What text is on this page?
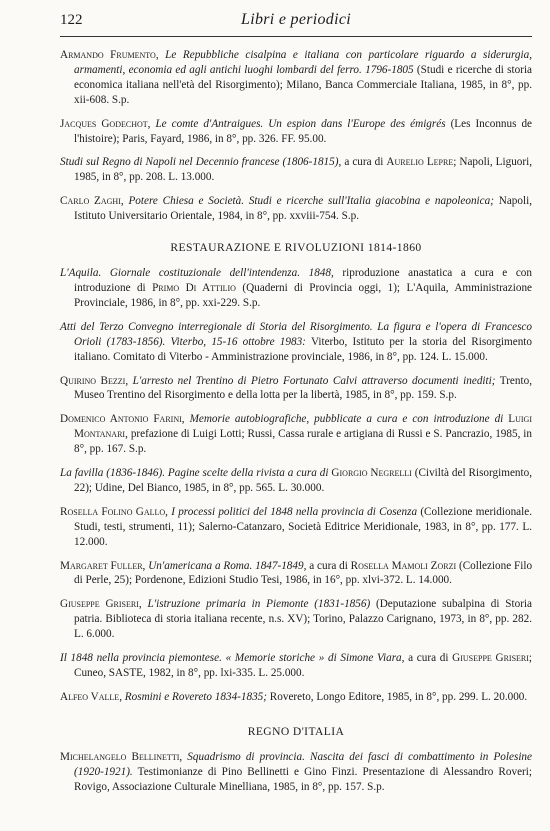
122	Libri e periodici

Armando Frumento, Le Repubbliche cisalpina e italiana con particolare riguardo a siderurgia, armamenti, economia ed agli antichi luoghi lombardi del ferro. 1796-1805 (Studi e ricerche di storia economica italiana nell'età del Risorgimento); Milano, Banca Commerciale Italiana, 1985, in 8°, pp. xii-608. S.p.

Jacques Godechot, Le comte d'Antraigues. Un espion dans l'Europe des émigrés (Les Inconnus de l'histoire); Paris, Fayard, 1986, in 8°, pp. 326. FF. 95.00.

Studi sul Regno di Napoli nel Decennio francese (1806-1815), a cura di Aurelio Lepre; Napoli, Liguori, 1985, in 8°, pp. 208. L. 13.000.

Carlo Zaghi, Potere Chiesa e Società. Studi e ricerche sull'Italia giacobina e napoleonica; Napoli, Istituto Universitario Orientale, 1984, in 8°, pp. xxviii-754. S.p.

RESTAURAZIONE E RIVOLUZIONI 1814-1860

L'Aquila. Giornale costituzionale dell'intendenza. 1848, riproduzione anastatica a cura e con introduzione di Primo Di Attilio (Quaderni di Provincia oggi, 1); L'Aquila, Amministrazione Provinciale, 1986, in 8°, pp. xxi-229. S.p.

Atti del Terzo Convegno interregionale di Storia del Risorgimento. La figura e l'opera di Francesco Orioli (1783-1856). Viterbo, 15-16 ottobre 1983: Viterbo, Istituto per la storia del Risorgimento italiano. Comitato di Viterbo - Amministrazione provinciale, 1986, in 8°, pp. 124. L. 15.000.

Quirino Bezzi, L'arresto nel Trentino di Pietro Fortunato Calvi attraverso documenti inediti; Trento, Museo Trentino del Risorgimento e della lotta per la libertà, 1985, in 8°, pp. 159. S.p.

Domenico Antonio Farini, Memorie autobiografiche, pubblicate a cura e con introduzione di Luigi Montanari, prefazione di Luigi Lotti; Russi, Cassa rurale e artigiana di Russi e S. Pancrazio, 1985, in 8°, pp. 167. S.p.

La favilla (1836-1846). Pagine scelte della rivista a cura di Giorgio Negrelli (Civiltà del Risorgimento, 22); Udine, Del Bianco, 1985, in 8°, pp. 565. L. 30.000.

Rosella Folino Gallo, I processi politici del 1848 nella provincia di Cosenza (Collezione meridionale. Studi, testi, strumenti, 11); Salerno-Catanzaro, Società Editrice Meridionale, 1983, in 8°, pp. 177. L. 12.000.

Margaret Fuller, Un'americana a Roma. 1847-1849, a cura di Rosella Mamoli Zorzi (Collezione Filo di Perle, 25); Pordenone, Edizioni Studio Tesi, 1986, in 16°, pp. xlvi-372. L. 14.000.

Giuseppe Griseri, L'istruzione primaria in Piemonte (1831-1856) (Deputazione subalpina di Storia patria. Biblioteca di storia italiana recente, n.s. XV); Torino, Palazzo Carignano, 1973, in 8°, pp. 282. L. 6.000.

Il 1848 nella provincia piemontese. « Memorie storiche » di Simone Viara, a cura di Giuseppe Griseri; Cuneo, SASTE, 1982, in 8°, pp. lxi-335. L. 25.000.

Alfeo Valle, Rosmini e Rovereto 1834-1835; Rovereto, Longo Editore, 1985, in 8°, pp. 299. L. 20.000.

REGNO D'ITALIA

Michelangelo Bellinetti, Squadrismo di provincia. Nascita dei fasci di combattimento in Polesine (1920-1921). Testimonianze di Pino Bellinetti e Gino Finzi. Presentazione di Alessandro Roveri; Rovigo, Associazione Culturale Minelliana, 1985, in 8°, pp. 157. S.p.
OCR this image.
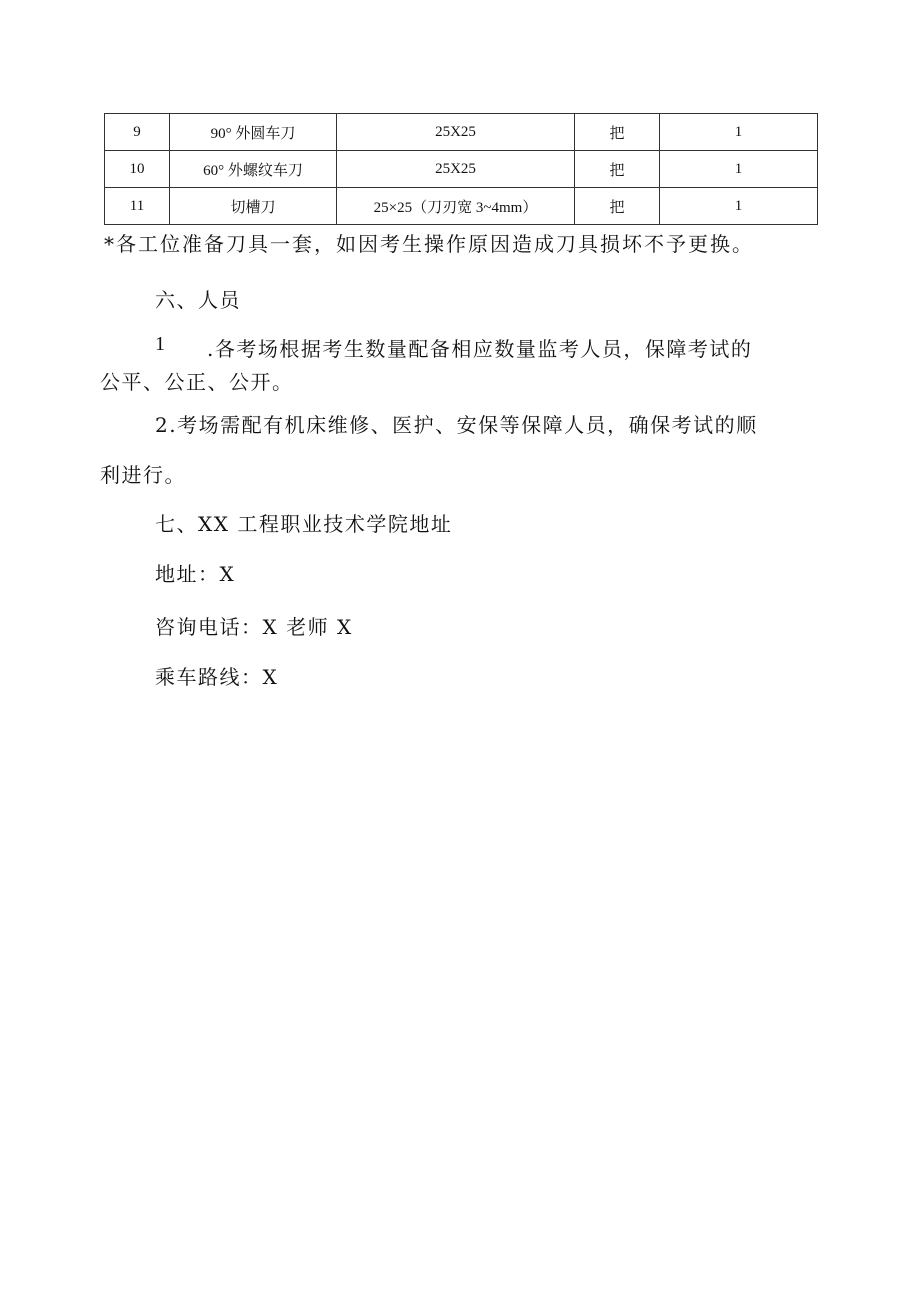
9	90° 外圆车刀	25X25	把	1
10	60° 外螺纹车刀	25X25	把	1
11	切槽刀	25×25（刀刃宽 3~4mm）	把	1

*各工位准备刀具一套，如因考生操作原因造成刀具损坏不予更换。

六、人员

1 .各考场根据考生数量配备相应数量监考人员，保障考试的

公平、公正、公开。

2.考场需配有机床维修、医护、安保等保障人员，确保考试的顺

利进行。

七、XX 工程职业技术学院地址

地址：X

咨询电话：X 老师 X

乘车路线：X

■ WHAT NEEDS TO BE DONE
Quote verbatim every line starting at the line that contains "OCR this image." and ending with the last line of the records; omit all pictures.

■ RESULT FOR THIS TASK
OCR this image.
9	90° 外圆车刀	25X25	把	1
10	60° 外螺纹车刀	25X25	把	1
11	切槽刀	25×25（刀刃宽 3~4mm）	把	1

*各工位准备刀具一套，如因考生操作原因造成刀具损坏不予更换。

六、人员

1 .各考场根据考生数量配备相应数量监考人员，保障考试的

公平、公正、公开。

2.考场需配有机床维修、医护、安保等保障人员，确保考试的顺

利进行。

七、XX 工程职业技术学院地址

地址：X

咨询电话：X 老师 X

乘车路线：X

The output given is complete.